── Document

4.3 This will display the Kubeflow login screen inside a tab within the Cloud9 environment. Click the detach icon located next to the “Browser” button in the right corner of the tab to open the Kubeflow dashboard in a separate browser tab.

If the Kubeflow dashboard fails to open in a separate browser tab, go to the troubleshooting section at the end of this page. 4.4 Enter the default credentials (user@example.com / 12341234) to log in to your Kubeflow instance. 4.5 Once you are logged into the Kubeflow dashboard, ensure you have the right namespace "kubeflow-user-example-com" on top of the drop down

> **_NOTE:_** If you do not see the namespace "kubeflow-user-example-com" selected in your Kubeflow dashboard, or you experience any other errors, please execute script `./kubeflow-restart.sh`, located in the aws-do-kubeflow container. ## 5. Create EFS volume 5.1 Click on Volumes on the left navigation. Click on New Volume in Volumes UI screen and enter following: 1. Name: “efs-sc-claim”, 2. Volume size: 10 Gi, 3. storage class: “efs-sc” 4. Access mode: ReadWriteOnce

5.2 Verify volume efs-sc-claim is created

## 6. Create Jupyter Notebook 6.1 Click on “Notebooks” on left navigation of the Kubeflow dashboard. Click on “New Notebook” button. Enter name as “aws-hybrid-nb”, select “jupyter-pytorch:1.11.0-cpu-py38” as Jupyter Docket Image. Enter 1 for CPU and 5 as memory in Gi. Keep GPUs as None.

6.2 Do not change "Workspace Volume" section. 6.3 Click "Attach existing volume" in Data Volumes section. Expand Existing volume secion. Select Name as "efs-sc-claim" and enter "/home/jovyan/efs-sc-claim" as Mount path.

────

## Problems to solve
A - Using the Kubeflow setup guide, answer each question:
(i) What are the default credentials for logging in to the Kubeflow instance?
(ii) What volume size is entered for the new volume?
(iii) What mount path is entered for the existing volume in the Data Volumes section?
B - List every field and the value the Kubeflow setup guide has you enter when creating the new volume.
C - Write the next part of the Kubeflow setup guide, continuing on from its last step.

── Material

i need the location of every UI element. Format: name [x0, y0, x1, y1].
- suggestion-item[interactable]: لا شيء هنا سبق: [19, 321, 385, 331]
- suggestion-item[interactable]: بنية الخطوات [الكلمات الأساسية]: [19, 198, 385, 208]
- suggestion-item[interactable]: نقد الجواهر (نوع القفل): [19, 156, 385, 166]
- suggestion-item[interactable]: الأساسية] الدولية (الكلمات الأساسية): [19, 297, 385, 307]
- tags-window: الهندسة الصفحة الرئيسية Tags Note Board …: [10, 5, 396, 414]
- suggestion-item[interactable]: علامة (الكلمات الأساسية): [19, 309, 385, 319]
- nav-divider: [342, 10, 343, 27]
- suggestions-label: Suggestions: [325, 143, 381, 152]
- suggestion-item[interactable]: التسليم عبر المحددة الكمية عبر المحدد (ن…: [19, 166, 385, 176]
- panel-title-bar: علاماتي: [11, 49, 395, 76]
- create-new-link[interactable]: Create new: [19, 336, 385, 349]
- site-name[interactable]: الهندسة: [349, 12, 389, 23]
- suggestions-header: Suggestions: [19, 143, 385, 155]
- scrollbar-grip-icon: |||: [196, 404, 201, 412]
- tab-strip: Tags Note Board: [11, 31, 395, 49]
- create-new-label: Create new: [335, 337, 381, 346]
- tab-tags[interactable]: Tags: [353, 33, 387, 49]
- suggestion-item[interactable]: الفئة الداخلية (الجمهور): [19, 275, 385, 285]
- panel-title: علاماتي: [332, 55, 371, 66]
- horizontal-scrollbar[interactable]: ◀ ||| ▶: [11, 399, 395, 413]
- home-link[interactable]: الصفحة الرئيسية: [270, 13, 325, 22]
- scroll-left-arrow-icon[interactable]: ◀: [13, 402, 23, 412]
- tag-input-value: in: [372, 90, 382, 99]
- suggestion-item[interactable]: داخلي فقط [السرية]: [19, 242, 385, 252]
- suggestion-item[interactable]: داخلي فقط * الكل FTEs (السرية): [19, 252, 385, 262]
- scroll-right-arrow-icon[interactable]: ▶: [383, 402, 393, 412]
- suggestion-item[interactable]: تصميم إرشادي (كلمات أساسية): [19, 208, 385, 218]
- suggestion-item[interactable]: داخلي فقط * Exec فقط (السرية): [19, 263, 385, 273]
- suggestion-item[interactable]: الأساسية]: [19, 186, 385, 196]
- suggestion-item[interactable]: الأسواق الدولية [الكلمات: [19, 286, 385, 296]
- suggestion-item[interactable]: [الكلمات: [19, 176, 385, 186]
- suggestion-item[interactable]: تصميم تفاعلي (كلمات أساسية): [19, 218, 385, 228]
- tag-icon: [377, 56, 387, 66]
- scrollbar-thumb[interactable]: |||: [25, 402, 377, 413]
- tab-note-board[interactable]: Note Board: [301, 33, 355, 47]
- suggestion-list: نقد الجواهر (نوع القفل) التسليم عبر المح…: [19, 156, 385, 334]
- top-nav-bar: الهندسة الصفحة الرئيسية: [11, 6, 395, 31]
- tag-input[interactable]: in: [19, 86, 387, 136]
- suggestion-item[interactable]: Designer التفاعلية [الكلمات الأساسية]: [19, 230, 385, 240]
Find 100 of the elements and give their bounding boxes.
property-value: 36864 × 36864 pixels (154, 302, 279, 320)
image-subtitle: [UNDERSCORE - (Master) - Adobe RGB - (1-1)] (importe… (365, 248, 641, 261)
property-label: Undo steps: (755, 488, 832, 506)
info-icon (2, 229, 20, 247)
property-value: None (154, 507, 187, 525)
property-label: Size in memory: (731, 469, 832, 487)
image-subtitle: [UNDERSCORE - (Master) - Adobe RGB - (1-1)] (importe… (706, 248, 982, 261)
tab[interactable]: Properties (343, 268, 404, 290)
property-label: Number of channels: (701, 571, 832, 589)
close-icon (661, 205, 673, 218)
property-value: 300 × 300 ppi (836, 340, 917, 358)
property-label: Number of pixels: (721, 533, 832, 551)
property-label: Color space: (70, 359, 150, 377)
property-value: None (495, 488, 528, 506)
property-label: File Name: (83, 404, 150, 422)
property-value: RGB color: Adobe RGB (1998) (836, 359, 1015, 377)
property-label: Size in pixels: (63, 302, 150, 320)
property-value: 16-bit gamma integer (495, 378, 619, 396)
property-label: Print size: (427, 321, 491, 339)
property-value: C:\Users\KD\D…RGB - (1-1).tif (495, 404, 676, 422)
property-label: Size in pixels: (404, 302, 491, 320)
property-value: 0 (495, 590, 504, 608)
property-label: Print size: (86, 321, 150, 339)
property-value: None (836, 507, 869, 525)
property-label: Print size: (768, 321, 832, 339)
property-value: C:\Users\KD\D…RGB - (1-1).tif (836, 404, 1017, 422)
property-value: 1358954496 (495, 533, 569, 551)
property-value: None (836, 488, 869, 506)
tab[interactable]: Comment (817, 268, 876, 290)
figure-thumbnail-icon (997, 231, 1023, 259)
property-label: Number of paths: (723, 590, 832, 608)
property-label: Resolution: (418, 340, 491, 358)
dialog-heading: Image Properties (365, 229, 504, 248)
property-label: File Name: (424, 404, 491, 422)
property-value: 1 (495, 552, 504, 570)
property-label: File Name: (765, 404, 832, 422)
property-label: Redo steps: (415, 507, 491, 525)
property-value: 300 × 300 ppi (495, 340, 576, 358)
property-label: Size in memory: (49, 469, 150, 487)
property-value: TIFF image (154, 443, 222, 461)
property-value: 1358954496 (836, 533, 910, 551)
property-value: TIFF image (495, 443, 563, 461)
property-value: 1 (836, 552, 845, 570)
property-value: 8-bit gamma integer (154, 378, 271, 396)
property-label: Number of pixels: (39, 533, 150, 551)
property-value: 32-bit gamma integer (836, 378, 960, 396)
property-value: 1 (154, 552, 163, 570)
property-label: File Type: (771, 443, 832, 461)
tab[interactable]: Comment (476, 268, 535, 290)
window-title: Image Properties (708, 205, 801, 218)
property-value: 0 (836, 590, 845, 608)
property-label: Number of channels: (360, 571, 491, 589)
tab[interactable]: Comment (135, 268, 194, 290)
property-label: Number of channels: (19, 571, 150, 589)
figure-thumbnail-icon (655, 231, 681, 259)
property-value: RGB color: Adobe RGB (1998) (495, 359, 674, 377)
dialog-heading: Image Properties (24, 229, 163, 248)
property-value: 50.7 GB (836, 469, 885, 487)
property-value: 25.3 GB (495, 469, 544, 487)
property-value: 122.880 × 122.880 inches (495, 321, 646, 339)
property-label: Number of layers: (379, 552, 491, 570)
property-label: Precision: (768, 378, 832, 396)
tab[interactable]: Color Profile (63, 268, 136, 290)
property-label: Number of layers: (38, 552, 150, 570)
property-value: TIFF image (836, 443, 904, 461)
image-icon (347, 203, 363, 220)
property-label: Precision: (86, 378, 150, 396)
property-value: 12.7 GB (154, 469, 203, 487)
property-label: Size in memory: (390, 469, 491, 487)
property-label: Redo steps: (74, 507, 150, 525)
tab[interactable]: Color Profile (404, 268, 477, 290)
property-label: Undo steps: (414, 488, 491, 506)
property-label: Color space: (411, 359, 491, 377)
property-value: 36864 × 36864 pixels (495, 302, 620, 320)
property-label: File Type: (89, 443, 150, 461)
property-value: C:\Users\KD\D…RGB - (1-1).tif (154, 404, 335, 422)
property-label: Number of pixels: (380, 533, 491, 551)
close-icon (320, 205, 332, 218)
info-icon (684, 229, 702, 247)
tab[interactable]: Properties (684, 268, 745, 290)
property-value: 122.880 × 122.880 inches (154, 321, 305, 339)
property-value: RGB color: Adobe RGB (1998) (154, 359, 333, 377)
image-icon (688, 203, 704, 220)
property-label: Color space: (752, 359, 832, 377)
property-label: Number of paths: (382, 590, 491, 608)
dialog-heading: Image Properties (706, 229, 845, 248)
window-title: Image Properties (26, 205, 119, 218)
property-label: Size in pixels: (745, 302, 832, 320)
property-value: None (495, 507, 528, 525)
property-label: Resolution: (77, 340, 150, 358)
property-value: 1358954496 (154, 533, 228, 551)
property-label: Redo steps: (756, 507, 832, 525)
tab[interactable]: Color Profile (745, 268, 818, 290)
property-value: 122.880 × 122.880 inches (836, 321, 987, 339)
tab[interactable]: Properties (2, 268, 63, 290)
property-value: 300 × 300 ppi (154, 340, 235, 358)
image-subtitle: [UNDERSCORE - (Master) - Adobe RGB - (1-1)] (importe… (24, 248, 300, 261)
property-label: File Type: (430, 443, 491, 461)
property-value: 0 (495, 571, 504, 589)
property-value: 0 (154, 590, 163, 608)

────

## Results of the exercise
A -
(i) user@example.com / 12341234
(ii) 10 Gi
(iii) /home/jovyan/efs-sc-claim

B -
1. Name: efs-sc-claim
2. Volume size: 10 Gi
3. Storage class: efs-sc
4. Access mode: ReadWriteOnce

C -
6.4 Select value "Allow access to Kubeflow Pipelines" in Configurations section and click LAUNCH .

6.5 Verify if notebook is created successfully and CONNECT button is activated. It might takes couple of minutes to create a notebook.

6.6 Click on CONNECT button to log on to JupyterLab like below.

6.7 Clone the repo by entering `https://github.com/aws-samples/aws-do-kubeflow` in "Clone a repo" field

6.8 Browse to "aws-do-kubeflow/Container-Root/kubeflow/examples/distributed-training/pytorch/workshop" folder 6.9 Run notebook "0_initialize_dependencies.ipynb". Please wait for it to finish execution before you move on to next step 6.10 Run notebook “1_submit_pytorchdist_k8s.ipynb” Please ensure notebook '0_initialize_dependencies.ipynb' has finished executing the install scripts before you start with this notebook. 6.11 Run notebook “2_create_pipeline_k8s_sagemaker.ipynb” Please ensure you have executed notebook '1_submit_pytorchdist_k8s.ipynb' before you start with this notebook If you get sagemaker import error then please do 1. !pip install sagemaker 2. restart the Kernel (Go to 'Kernel' Menu -> Click 'Restart Kernel...') 6.12 Click on “Run details” link in the following cell.

You will see the pipeline run executed .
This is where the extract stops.